>> begin
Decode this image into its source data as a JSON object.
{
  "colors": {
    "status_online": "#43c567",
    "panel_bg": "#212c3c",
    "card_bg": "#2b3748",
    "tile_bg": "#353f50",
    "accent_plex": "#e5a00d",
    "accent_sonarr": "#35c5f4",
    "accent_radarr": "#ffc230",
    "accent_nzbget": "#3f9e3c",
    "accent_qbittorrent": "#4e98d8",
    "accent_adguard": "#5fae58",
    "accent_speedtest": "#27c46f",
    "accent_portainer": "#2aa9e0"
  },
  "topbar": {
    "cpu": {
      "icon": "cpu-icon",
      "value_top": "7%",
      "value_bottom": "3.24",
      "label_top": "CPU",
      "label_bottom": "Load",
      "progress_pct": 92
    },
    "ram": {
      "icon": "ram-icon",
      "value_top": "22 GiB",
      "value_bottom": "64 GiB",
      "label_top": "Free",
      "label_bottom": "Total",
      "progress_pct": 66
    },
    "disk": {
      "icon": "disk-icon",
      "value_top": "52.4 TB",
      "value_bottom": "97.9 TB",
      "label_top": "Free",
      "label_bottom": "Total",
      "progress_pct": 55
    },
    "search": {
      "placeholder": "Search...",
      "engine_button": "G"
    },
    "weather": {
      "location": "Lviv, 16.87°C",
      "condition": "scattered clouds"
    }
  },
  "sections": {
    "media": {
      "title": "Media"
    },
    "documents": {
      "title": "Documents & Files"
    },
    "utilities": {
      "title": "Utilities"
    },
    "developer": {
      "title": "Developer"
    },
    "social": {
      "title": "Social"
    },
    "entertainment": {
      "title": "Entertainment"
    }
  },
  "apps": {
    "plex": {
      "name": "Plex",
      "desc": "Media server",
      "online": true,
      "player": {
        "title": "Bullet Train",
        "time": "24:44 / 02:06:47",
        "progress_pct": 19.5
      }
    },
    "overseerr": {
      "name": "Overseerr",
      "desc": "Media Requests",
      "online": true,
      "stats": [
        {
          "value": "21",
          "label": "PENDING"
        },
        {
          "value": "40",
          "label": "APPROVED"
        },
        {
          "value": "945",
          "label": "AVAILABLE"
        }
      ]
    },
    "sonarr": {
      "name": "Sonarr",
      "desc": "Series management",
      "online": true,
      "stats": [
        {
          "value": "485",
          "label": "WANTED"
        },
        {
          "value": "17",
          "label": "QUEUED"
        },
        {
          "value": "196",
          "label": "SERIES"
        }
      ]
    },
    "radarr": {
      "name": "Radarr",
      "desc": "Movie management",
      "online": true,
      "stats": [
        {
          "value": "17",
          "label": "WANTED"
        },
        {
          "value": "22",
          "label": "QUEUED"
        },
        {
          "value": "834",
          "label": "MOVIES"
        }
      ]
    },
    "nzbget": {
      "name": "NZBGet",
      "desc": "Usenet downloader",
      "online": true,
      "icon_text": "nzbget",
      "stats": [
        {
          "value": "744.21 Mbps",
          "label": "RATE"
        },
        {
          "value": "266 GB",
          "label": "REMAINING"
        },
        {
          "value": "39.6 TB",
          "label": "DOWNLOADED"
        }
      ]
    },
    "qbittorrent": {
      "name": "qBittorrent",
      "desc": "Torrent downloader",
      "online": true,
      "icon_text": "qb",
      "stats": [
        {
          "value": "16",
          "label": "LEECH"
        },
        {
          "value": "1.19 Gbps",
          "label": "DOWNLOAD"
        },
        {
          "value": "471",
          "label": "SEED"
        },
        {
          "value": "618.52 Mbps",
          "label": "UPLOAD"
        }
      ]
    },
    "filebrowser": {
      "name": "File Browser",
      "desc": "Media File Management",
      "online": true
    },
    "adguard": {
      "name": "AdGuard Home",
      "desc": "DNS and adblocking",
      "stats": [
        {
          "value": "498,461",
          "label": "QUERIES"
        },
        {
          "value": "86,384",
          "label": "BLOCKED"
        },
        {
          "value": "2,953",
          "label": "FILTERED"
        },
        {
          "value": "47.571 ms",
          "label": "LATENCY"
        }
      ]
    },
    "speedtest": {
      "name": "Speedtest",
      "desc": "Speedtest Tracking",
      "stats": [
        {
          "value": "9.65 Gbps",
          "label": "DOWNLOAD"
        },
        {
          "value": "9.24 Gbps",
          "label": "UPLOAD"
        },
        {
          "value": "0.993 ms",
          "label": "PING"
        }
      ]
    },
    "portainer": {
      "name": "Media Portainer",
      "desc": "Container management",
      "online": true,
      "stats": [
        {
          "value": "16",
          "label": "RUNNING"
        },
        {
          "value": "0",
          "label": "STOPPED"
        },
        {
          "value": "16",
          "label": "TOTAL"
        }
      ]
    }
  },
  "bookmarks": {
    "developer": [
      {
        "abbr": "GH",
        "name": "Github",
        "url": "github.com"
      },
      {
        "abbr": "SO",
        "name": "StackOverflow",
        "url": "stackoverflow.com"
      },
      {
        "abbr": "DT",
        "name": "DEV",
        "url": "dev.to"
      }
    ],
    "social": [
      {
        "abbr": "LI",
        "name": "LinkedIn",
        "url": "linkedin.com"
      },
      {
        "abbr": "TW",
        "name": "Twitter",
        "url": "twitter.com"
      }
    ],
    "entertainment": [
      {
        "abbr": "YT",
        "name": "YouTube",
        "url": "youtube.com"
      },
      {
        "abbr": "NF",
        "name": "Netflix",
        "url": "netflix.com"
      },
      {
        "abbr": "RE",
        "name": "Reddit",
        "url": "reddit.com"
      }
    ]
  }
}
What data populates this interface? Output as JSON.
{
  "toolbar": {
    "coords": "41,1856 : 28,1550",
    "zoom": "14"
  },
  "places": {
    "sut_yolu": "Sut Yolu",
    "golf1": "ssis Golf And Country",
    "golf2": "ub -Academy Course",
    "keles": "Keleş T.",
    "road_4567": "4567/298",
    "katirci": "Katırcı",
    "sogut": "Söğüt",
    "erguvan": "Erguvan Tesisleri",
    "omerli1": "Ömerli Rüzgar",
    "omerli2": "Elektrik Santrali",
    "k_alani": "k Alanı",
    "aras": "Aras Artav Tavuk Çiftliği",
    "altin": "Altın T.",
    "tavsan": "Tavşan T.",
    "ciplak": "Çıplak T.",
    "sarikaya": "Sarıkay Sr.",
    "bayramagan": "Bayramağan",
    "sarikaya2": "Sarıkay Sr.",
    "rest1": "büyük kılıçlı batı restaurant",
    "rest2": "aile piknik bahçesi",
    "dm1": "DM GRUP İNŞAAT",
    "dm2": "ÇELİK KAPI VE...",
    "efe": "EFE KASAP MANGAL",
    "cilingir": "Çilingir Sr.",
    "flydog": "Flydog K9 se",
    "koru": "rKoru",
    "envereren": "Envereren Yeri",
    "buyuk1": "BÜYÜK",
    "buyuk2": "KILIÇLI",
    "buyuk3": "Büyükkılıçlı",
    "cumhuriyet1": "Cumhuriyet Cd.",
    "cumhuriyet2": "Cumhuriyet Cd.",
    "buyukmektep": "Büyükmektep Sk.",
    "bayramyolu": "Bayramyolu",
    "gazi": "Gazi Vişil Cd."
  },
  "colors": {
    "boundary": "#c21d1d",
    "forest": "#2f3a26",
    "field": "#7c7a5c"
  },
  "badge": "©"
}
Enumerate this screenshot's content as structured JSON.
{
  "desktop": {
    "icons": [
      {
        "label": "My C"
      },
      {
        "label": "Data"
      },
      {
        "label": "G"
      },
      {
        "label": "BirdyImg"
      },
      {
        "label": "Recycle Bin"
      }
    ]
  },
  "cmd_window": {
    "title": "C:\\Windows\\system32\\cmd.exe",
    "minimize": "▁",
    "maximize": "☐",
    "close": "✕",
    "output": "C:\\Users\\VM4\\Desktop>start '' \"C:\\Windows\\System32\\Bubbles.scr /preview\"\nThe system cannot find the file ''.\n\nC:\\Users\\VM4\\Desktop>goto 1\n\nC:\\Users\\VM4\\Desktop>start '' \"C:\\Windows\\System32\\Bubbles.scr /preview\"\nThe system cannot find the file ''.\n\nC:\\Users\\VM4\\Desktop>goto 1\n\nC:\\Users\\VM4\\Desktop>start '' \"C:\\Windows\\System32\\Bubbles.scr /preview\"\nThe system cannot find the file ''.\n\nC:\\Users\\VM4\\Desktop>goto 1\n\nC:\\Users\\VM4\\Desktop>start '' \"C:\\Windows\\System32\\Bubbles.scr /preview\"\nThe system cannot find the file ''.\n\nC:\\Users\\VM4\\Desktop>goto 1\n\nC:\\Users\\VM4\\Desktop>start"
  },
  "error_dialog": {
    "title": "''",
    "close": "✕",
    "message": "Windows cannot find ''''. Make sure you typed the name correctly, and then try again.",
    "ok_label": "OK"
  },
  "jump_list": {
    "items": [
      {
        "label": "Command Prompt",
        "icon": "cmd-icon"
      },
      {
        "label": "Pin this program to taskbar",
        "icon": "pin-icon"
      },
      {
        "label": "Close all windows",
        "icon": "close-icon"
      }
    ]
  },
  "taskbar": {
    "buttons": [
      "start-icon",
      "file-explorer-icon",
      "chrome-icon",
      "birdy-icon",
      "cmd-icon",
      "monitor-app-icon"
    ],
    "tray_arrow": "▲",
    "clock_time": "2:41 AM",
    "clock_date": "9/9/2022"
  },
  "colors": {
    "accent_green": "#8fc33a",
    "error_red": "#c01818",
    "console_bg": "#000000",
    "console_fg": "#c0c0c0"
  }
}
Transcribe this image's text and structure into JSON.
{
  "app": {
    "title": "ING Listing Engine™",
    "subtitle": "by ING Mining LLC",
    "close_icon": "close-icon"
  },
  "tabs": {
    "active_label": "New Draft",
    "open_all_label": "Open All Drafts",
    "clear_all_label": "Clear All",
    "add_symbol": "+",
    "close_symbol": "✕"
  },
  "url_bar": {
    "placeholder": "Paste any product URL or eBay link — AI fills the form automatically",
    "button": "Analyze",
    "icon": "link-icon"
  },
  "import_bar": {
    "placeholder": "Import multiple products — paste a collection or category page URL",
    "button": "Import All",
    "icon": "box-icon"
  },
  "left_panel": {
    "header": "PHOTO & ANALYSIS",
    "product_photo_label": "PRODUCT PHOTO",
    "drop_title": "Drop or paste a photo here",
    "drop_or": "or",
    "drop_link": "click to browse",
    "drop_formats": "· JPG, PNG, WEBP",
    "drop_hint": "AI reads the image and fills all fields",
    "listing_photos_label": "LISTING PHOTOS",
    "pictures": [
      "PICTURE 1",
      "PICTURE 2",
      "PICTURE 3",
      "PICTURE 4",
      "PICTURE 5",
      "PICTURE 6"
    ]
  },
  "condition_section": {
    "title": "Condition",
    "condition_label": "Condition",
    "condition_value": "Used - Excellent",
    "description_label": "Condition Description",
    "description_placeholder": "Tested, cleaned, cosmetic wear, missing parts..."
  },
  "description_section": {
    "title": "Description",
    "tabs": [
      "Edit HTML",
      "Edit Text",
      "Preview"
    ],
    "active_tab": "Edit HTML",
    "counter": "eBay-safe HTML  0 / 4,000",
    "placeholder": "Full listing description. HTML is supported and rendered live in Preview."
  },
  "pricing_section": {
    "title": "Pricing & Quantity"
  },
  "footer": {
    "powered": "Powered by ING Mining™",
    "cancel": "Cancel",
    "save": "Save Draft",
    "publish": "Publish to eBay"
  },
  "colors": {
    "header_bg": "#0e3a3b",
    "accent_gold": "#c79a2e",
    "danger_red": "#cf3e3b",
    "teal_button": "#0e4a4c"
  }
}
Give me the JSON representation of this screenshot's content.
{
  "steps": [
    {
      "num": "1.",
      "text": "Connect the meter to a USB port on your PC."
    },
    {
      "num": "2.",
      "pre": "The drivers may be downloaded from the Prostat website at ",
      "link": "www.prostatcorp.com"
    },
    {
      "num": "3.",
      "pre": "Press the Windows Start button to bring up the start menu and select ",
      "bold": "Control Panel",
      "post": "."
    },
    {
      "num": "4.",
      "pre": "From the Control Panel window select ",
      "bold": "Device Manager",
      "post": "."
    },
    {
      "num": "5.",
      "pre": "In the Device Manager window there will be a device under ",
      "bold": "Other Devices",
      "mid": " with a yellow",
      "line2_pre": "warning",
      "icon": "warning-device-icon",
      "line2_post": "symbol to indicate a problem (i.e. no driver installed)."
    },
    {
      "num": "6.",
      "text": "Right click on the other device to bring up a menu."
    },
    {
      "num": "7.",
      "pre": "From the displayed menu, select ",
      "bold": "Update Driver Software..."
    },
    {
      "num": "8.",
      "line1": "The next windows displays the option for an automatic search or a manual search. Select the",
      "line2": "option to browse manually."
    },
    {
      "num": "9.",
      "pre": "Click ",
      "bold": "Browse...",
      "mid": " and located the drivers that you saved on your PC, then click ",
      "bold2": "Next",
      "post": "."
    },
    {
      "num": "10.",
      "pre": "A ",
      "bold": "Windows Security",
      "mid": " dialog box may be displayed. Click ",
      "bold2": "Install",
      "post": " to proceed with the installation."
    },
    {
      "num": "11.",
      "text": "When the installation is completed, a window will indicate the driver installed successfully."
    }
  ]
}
>> end
**Work to be completed:** Reproduce each line from the records that contains the word "drivers".

**Response for this exercise:**
      "pre": "The drivers may be downloaded from the Prostat website at ",
      "mid": " and located the drivers that you saved on your PC, then click ",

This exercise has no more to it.